● **Requirement**: Word for word, restate every line of the listing that follows.

● **Data**:
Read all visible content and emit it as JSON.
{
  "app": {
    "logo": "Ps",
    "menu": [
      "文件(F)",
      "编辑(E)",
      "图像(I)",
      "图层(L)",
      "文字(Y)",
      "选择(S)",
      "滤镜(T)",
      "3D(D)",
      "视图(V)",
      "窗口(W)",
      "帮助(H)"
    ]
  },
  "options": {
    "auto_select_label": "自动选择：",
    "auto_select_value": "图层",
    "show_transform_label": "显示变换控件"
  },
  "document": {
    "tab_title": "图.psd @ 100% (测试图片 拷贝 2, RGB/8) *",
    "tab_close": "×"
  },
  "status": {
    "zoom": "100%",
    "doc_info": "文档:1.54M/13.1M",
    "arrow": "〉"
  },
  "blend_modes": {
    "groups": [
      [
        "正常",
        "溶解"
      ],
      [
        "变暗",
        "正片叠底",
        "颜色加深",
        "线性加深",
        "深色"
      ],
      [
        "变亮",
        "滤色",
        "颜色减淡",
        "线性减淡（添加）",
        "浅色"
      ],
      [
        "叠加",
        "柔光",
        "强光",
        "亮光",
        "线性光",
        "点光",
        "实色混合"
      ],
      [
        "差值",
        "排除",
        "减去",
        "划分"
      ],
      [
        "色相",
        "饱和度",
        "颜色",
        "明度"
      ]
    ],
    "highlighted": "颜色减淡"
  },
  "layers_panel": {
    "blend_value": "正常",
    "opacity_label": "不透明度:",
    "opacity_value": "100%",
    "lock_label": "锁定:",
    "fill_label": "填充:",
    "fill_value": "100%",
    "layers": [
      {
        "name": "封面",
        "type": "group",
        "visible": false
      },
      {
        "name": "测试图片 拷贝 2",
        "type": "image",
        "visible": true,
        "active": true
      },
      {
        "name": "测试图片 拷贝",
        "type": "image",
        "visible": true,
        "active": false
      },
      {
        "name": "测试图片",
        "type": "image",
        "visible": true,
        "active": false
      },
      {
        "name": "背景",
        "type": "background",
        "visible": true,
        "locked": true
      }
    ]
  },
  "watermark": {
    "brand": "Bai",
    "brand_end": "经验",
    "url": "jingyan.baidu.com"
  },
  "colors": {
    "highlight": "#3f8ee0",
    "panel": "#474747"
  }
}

● **Solved exercise**:
Read all visible content and emit it as JSON.
{
  "app": {
    "logo": "Ps",
    "menu": [
      "文件(F)",
      "编辑(E)",
      "图像(I)",
      "图层(L)",
      "文字(Y)",
      "选择(S)",
      "滤镜(T)",
      "3D(D)",
      "视图(V)",
      "窗口(W)",
      "帮助(H)"
    ]
  },
  "options": {
    "auto_select_label": "自动选择：",
    "auto_select_value": "图层",
    "show_transform_label": "显示变换控件"
  },
  "document": {
    "tab_title": "图.psd @ 100% (测试图片 拷贝 2, RGB/8) *",
    "tab_close": "×"
  },
  "status": {
    "zoom": "100%",
    "doc_info": "文档:1.54M/13.1M",
    "arrow": "〉"
  },
  "blend_modes": {
    "groups": [
      [
        "正常",
        "溶解"
      ],
      [
        "变暗",
        "正片叠底",
        "颜色加深",
        "线性加深",
        "深色"
      ],
      [
        "变亮",
        "滤色",
        "颜色减淡",
        "线性减淡（添加）",
        "浅色"
      ],
      [
        "叠加",
        "柔光",
        "强光",
        "亮光",
        "线性光",
        "点光",
        "实色混合"
      ],
      [
        "差值",
        "排除",
        "减去",
        "划分"
      ],
      [
        "色相",
        "饱和度",
        "颜色",
        "明度"
      ]
    ],
    "highlighted": "颜色减淡"
  },
  "layers_panel": {
    "blend_value": "正常",
    "opacity_label": "不透明度:",
    "opacity_value": "100%",
    "lock_label": "锁定:",
    "fill_label": "填充:",
    "fill_value": "100%",
    "layers": [
      {
        "name": "封面",
        "type": "group",
        "visible": false
      },
      {
        "name": "测试图片 拷贝 2",
        "type": "image",
        "visible": true,
        "active": true
      },
      {
        "name": "测试图片 拷贝",
        "type": "image",
        "visible": true,
        "active": false
      },
      {
        "name": "测试图片",
        "type": "image",
        "visible": true,
        "active": false
      },
      {
        "name": "背景",
        "type": "background",
        "visible": true,
        "locked": true
      }
    ]
  },
  "watermark": {
    "brand": "Bai",
    "brand_end": "经验",
    "url": "jingyan.baidu.com"
  },
  "colors": {
    "highlight": "#3f8ee0",
    "panel": "#474747"
  }
}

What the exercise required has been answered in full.